BEGIN GIVEN DATA
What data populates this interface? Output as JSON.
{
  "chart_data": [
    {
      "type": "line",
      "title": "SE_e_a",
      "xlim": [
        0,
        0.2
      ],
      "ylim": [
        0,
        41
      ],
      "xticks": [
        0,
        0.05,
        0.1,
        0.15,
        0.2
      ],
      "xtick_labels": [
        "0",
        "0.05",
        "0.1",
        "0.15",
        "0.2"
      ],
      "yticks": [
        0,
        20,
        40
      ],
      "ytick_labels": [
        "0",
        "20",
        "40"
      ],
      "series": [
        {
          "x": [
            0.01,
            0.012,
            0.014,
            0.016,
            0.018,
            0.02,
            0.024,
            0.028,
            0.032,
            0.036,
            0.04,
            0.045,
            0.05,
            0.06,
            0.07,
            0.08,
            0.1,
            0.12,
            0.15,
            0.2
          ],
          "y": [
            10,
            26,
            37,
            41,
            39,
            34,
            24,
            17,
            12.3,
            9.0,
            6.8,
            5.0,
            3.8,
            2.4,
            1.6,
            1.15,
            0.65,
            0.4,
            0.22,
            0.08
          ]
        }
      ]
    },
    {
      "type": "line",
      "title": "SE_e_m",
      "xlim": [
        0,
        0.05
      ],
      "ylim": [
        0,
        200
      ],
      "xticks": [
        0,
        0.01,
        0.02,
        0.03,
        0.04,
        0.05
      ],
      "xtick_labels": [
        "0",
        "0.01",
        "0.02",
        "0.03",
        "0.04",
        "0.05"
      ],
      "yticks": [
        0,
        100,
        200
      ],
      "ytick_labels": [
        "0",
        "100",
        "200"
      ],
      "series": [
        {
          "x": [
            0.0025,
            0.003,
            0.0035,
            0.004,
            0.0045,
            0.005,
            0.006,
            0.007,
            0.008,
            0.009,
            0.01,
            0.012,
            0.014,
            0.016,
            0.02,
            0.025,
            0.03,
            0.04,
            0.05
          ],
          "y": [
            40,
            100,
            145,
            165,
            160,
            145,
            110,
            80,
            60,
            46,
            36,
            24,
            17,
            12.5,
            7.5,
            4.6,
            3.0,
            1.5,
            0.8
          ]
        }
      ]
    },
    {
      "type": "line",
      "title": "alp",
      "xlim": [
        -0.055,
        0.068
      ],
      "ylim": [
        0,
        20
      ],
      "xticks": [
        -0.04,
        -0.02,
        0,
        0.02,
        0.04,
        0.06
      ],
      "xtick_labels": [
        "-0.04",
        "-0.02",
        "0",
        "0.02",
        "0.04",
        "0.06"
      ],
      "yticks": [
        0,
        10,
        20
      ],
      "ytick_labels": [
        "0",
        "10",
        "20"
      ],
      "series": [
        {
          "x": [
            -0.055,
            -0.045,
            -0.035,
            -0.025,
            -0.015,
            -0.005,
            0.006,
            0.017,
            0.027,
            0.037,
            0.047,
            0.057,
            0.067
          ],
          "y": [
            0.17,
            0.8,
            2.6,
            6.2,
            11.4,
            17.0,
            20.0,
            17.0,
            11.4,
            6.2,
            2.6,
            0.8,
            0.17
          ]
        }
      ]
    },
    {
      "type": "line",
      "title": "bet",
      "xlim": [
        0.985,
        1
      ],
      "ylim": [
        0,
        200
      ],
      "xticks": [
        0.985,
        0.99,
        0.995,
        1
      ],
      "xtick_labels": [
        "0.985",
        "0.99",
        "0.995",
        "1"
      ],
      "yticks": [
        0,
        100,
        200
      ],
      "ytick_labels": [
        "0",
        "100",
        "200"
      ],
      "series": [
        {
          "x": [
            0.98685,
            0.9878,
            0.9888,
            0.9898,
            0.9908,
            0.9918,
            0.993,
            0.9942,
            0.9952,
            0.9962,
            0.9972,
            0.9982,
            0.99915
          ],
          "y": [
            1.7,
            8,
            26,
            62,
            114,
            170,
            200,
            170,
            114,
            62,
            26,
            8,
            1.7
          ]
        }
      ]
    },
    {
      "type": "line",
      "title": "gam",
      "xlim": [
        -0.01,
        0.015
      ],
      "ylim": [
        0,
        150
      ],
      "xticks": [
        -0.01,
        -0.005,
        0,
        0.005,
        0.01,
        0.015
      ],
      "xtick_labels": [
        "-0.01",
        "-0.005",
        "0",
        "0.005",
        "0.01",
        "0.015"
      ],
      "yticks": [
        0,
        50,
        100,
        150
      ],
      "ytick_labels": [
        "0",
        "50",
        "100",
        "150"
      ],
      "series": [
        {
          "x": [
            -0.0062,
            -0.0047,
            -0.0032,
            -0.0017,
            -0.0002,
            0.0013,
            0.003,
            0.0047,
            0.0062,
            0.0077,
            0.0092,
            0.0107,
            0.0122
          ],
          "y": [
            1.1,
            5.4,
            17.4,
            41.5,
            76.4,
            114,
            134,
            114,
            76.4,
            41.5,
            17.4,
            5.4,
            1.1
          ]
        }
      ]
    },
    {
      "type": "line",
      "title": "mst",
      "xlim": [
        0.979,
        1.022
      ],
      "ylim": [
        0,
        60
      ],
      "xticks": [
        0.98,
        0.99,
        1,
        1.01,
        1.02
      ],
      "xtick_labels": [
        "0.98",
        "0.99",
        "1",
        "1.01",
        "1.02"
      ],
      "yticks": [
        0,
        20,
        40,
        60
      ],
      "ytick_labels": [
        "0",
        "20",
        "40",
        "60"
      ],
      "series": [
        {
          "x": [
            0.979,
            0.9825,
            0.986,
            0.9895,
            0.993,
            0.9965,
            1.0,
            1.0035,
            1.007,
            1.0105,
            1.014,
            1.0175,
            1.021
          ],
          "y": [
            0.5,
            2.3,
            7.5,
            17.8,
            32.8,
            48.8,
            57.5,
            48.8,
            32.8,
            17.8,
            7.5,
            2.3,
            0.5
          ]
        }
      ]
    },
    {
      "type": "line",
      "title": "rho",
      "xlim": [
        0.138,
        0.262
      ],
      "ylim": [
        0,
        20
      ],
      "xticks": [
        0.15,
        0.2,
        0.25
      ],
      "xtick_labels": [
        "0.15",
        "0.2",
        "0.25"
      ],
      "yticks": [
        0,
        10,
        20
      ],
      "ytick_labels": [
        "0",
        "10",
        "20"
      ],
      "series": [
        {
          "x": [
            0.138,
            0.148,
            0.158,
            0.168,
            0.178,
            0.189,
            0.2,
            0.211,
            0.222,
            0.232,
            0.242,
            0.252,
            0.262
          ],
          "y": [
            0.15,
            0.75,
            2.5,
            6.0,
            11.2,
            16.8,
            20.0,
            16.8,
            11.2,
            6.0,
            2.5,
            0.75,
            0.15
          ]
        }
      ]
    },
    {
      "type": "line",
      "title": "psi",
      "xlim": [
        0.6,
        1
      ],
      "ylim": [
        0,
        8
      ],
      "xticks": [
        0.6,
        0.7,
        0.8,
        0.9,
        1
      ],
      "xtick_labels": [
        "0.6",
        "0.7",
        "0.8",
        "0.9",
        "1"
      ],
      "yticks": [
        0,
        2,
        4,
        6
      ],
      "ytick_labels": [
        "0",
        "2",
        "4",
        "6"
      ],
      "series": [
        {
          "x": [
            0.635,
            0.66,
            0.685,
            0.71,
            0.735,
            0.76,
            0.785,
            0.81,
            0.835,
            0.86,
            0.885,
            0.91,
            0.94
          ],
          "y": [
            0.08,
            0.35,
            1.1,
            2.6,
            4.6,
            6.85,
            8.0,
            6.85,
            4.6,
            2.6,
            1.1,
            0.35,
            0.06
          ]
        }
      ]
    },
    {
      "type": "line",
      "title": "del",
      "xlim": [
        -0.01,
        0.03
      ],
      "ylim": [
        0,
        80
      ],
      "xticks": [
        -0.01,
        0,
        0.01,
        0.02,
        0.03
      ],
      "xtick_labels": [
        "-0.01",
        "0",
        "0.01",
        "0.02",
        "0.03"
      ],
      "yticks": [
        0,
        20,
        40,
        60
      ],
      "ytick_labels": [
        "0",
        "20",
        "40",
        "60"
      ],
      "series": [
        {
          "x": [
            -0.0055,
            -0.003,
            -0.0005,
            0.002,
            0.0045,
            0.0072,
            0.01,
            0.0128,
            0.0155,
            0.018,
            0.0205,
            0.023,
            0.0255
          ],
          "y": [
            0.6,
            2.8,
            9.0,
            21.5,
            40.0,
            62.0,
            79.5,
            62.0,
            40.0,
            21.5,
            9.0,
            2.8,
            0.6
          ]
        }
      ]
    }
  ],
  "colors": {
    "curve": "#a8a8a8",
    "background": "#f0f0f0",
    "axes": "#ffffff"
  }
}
END GIVEN DATA
> THE EXERCISE:
Take each line containing the string "title" and copy it out.

> EXPECTED ANSWER:
      "title": "SE_e_a",
      "title": "SE_e_m",
      "title": "alp",
      "title": "bet",
      "title": "gam",
      "title": "mst",
      "title": "rho",
      "title": "psi",
      "title": "del",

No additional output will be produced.